---- Excerpted passage

In a 10-year cohort study, the risk of diabetes in females with high-normal BP and females with hypertension was reported to be 1.45 and 2.03 times higher, respectively, than that of females with normal BP [2]. In other cohort studies, an increase in BP to levels above normal was associated with an increase in the hazard of diabetes [3,23]. Given the controversial results obtained from other studies about the relationship between pre-hypertension and diabetes, this study used data from a prospective cohort study and was conducted using a causal approach to answer the following questions: Is pre-hypertension a risk factor for type 2 diabetes? Is it necessary to divide pre-hypertension into 2 stages?
To answer these research questions, data from the Shahroud Eye Cohort Study (ShECS) were used. The ShECS was conducted in 2 phases in 2009 and 2014. The details of the methodology of the study have been presented elsewhere [24]. A total of 5,190 people from the 40- to 64-year-old population of Shahroud (northeast Iran) participated in the first phase. After 5 years, in 2014 the same people were interviewed and examined again in the second phase. A total of 453 people (7.8%) did not participate in the second phase of the study. Further investigation revealed that 108 people had died within the 5-year interval. The study protocol was reviewed and approved by the ethics committee of Shahroud University of Medical Sciences at both phases. After obtaining written consent from each participant, he or she was interviewed and clinical examinations were performed.
For this study, 2,941 of the participants in the first phase who had not been diagnosed with hypertension or diabetes were selected, and based on their BP in the first phase of the study, they were classified into pre-hypertension and normal BP groups, according to the JNC-7 criteria [5]. The role of pre-hypertension in development of diabetes within a 5-year period was studied using inverse probability treatment weighting (IPTW). For comparison, in another analysis, we divided people with pre-hypertension into those with high-normal BP and those with normal BP according to the JNC-6 and ACC criteria [20,21]. We assessed the relationships of these categorizations with diabetes incidence, compared with participants with a SBP below 120 mmHg and a DBP below 80 mmHg, which was regarded as optimal BP.
Details of the BP, BMI [13], and diabetes [16] measurements in the second phase of the study have been presented elsewhere. BP was measured on the right arm, by a trained nurse. BP was measured twice on the same day with an interval of 3 minutes. In this study, individuals with fasting blood glucose level ≥ 126 mg/dL and/or those with a hemoglobin A1c level ≥ 6.5% (48 mmol/mol) were considered to have diabetes, as were individuals who had been diagnosed with diabetes and used medications to lower their blood sugar [16,25]. Modeling of the exposure was done based on age, sex, marital status, economic status (with levels of low, medium, and high), education, smoking, and BMI.

--------

# Requirement
According to the pre-hypertension study text, how many people took part in the first phase of the Shahroud Eye Cohort Study?

---- Supplied data

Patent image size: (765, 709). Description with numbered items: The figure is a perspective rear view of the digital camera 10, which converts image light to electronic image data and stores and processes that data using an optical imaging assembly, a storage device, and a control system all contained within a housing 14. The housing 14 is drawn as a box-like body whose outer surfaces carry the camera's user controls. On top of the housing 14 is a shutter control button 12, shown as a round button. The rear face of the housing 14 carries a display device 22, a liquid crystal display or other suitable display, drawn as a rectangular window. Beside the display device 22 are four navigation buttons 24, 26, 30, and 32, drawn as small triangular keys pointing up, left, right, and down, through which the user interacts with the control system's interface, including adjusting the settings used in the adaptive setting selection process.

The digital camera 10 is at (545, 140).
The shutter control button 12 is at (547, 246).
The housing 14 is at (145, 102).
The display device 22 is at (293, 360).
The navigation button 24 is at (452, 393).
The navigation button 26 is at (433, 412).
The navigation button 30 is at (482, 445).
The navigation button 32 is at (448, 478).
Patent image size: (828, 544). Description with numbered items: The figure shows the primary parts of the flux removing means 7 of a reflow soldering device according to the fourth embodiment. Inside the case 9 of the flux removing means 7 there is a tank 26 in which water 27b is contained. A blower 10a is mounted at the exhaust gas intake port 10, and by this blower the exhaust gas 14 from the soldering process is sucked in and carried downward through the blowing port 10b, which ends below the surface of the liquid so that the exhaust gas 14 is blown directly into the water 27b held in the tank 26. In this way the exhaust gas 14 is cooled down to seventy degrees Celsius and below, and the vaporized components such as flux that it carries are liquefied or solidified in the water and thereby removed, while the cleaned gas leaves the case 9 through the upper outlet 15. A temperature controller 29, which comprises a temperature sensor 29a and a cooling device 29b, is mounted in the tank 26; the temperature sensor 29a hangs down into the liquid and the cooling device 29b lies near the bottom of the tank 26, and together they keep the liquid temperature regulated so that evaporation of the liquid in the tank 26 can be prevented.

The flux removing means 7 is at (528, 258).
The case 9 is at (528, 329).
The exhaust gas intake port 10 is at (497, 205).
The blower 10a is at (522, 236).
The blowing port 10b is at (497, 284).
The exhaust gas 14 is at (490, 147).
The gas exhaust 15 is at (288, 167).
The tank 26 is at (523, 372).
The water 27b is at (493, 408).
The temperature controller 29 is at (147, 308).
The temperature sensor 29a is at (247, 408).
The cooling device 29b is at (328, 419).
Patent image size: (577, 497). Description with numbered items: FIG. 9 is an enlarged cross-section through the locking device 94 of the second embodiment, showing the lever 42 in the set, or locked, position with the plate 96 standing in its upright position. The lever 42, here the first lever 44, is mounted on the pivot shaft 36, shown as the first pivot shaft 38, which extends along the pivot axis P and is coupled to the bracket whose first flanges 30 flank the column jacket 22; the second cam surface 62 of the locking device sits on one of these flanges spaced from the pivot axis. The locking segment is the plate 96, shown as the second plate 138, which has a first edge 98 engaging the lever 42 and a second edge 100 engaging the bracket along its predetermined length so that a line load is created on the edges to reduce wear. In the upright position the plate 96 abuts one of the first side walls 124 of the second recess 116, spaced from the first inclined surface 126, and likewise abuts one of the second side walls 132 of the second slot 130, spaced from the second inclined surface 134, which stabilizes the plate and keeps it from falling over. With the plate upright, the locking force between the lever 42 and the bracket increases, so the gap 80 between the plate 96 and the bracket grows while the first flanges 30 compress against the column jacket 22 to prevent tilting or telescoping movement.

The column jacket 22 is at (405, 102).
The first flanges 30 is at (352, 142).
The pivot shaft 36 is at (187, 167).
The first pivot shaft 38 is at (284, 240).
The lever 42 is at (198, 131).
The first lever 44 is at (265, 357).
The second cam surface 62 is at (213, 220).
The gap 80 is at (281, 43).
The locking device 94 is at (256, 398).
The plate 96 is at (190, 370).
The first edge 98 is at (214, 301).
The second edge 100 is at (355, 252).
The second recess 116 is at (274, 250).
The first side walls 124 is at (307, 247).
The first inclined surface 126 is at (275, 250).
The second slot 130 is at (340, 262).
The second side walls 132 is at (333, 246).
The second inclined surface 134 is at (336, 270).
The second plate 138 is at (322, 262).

--------

# Reply
5,190 people, aged 40 to 64, from Shahroud.